◆ **EXERCISE DETAILS**
Can you transcribe the data exactly? Leave the pictures out.

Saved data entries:
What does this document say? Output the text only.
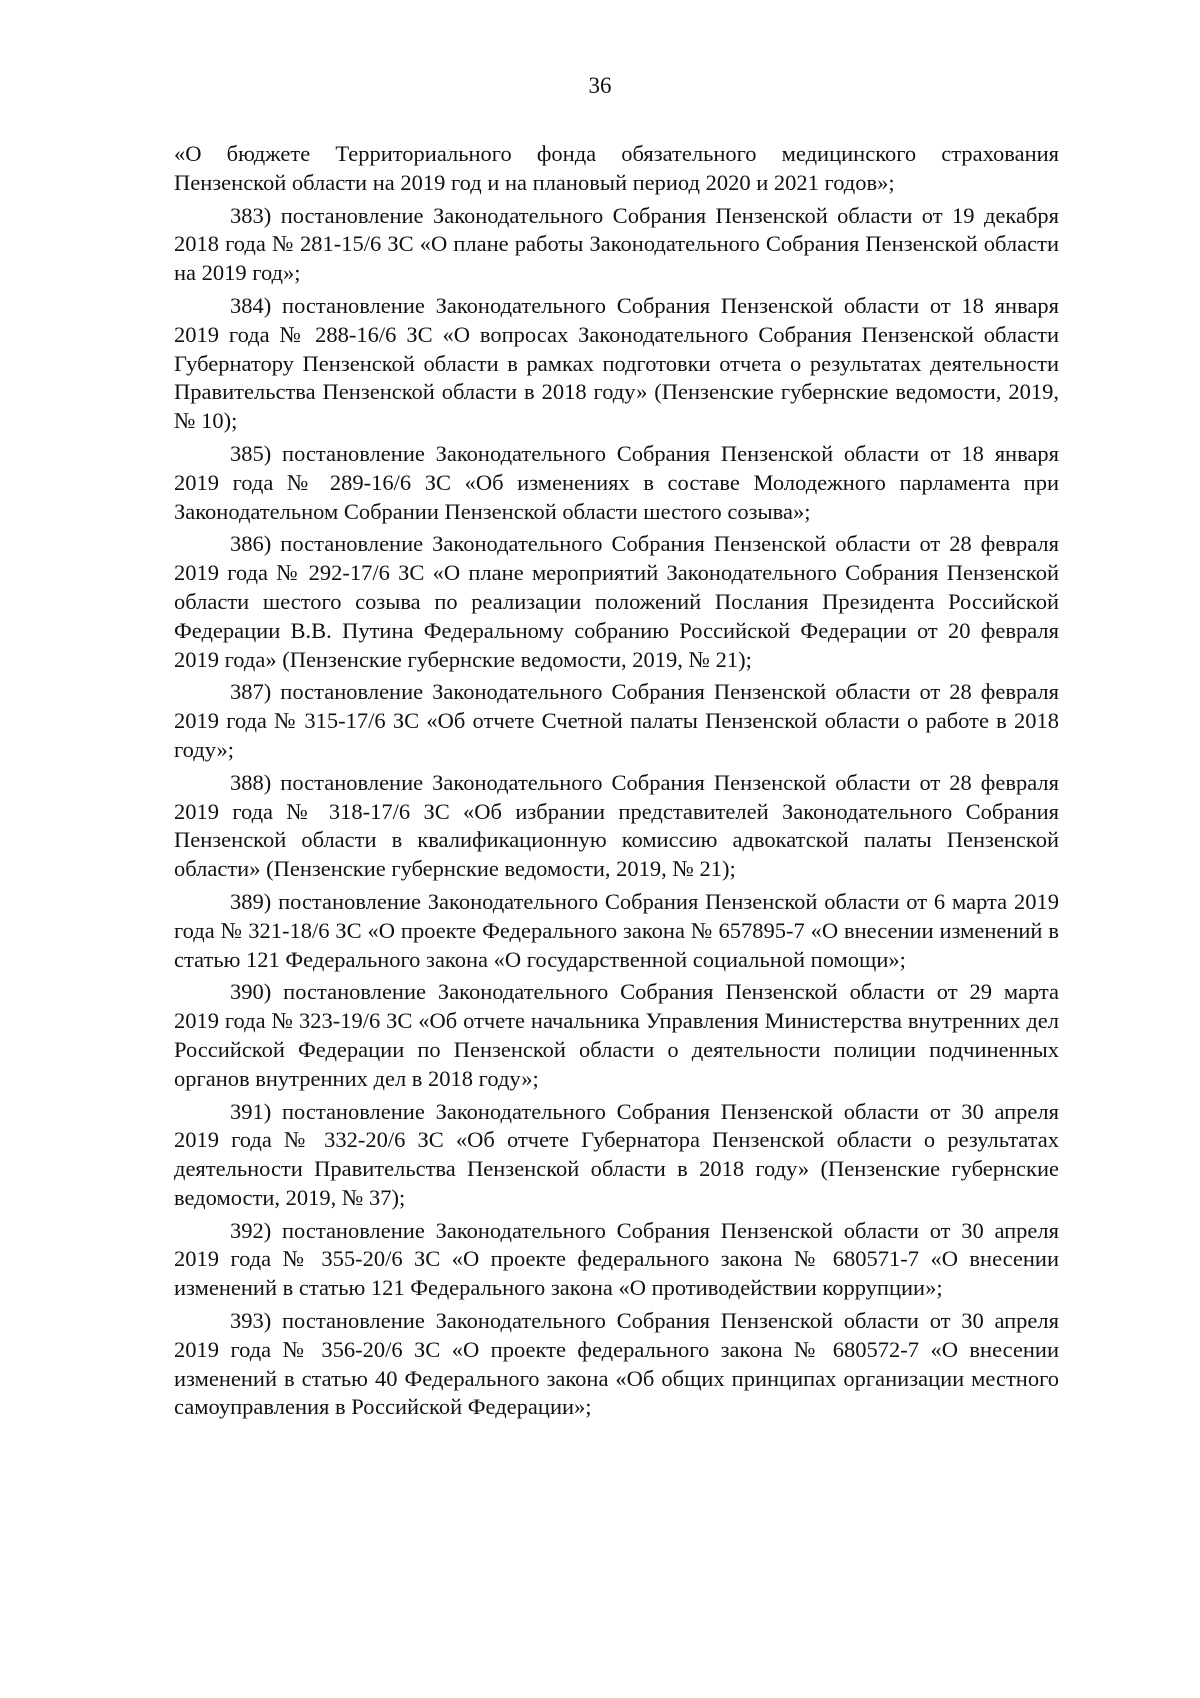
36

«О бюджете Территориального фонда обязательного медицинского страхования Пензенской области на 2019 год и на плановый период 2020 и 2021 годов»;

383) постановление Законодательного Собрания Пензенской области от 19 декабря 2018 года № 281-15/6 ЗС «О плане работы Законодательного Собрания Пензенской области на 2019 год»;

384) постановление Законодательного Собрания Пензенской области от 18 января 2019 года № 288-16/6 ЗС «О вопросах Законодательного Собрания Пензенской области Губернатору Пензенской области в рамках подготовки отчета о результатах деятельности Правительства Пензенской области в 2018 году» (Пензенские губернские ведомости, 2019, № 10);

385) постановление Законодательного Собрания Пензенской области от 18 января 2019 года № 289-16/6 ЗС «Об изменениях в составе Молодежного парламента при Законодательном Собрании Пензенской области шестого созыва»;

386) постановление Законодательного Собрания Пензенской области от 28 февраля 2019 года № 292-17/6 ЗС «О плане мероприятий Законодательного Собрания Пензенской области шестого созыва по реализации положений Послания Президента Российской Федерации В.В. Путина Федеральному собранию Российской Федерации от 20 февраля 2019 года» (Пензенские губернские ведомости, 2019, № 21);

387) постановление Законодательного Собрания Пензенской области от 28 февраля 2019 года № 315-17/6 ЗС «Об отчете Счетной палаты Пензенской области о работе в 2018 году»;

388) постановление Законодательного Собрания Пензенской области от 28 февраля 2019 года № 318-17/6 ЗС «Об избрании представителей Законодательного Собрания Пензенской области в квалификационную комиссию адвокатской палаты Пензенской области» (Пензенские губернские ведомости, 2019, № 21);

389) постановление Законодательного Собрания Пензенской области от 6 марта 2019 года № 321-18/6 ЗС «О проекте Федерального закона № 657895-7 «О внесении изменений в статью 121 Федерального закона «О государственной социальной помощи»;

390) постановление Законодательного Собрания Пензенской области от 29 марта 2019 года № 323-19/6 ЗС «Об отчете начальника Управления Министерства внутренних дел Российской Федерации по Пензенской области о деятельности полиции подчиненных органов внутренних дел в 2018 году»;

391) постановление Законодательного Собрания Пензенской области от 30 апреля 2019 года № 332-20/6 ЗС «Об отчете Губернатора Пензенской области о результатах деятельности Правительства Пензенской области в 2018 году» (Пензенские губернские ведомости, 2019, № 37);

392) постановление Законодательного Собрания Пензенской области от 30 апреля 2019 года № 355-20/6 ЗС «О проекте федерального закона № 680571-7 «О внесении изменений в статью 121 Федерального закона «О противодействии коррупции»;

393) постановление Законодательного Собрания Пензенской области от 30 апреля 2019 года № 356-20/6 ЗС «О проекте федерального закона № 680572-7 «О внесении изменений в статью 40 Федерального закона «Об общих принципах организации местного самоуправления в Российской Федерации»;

◆ **COMPLETE ANSWER**
What does this document say? Output the text only.
36

«О бюджете Территориального фонда обязательного медицинского страхования Пензенской области на 2019 год и на плановый период 2020 и 2021 годов»;

383) постановление Законодательного Собрания Пензенской области от 19 декабря 2018 года № 281-15/6 ЗС «О плане работы Законодательного Собрания Пензенской области на 2019 год»;

384) постановление Законодательного Собрания Пензенской области от 18 января 2019 года № 288-16/6 ЗС «О вопросах Законодательного Собрания Пензенской области Губернатору Пензенской области в рамках подготовки отчета о результатах деятельности Правительства Пензенской области в 2018 году» (Пензенские губернские ведомости, 2019, № 10);

385) постановление Законодательного Собрания Пензенской области от 18 января 2019 года № 289-16/6 ЗС «Об изменениях в составе Молодежного парламента при Законодательном Собрании Пензенской области шестого созыва»;

386) постановление Законодательного Собрания Пензенской области от 28 февраля 2019 года № 292-17/6 ЗС «О плане мероприятий Законодательного Собрания Пензенской области шестого созыва по реализации положений Послания Президента Российской Федерации В.В. Путина Федеральному собранию Российской Федерации от 20 февраля 2019 года» (Пензенские губернские ведомости, 2019, № 21);

387) постановление Законодательного Собрания Пензенской области от 28 февраля 2019 года № 315-17/6 ЗС «Об отчете Счетной палаты Пензенской области о работе в 2018 году»;

388) постановление Законодательного Собрания Пензенской области от 28 февраля 2019 года № 318-17/6 ЗС «Об избрании представителей Законодательного Собрания Пензенской области в квалификационную комиссию адвокатской палаты Пензенской области» (Пензенские губернские ведомости, 2019, № 21);

389) постановление Законодательного Собрания Пензенской области от 6 марта 2019 года № 321-18/6 ЗС «О проекте Федерального закона № 657895-7 «О внесении изменений в статью 121 Федерального закона «О государственной социальной помощи»;

390) постановление Законодательного Собрания Пензенской области от 29 марта 2019 года № 323-19/6 ЗС «Об отчете начальника Управления Министерства внутренних дел Российской Федерации по Пензенской области о деятельности полиции подчиненных органов внутренних дел в 2018 году»;

391) постановление Законодательного Собрания Пензенской области от 30 апреля 2019 года № 332-20/6 ЗС «Об отчете Губернатора Пензенской области о результатах деятельности Правительства Пензенской области в 2018 году» (Пензенские губернские ведомости, 2019, № 37);

392) постановление Законодательного Собрания Пензенской области от 30 апреля 2019 года № 355-20/6 ЗС «О проекте федерального закона № 680571-7 «О внесении изменений в статью 121 Федерального закона «О противодействии коррупции»;

393) постановление Законодательного Собрания Пензенской области от 30 апреля 2019 года № 356-20/6 ЗС «О проекте федерального закона № 680572-7 «О внесении изменений в статью 40 Федерального закона «Об общих принципах организации местного самоуправления в Российской Федерации»;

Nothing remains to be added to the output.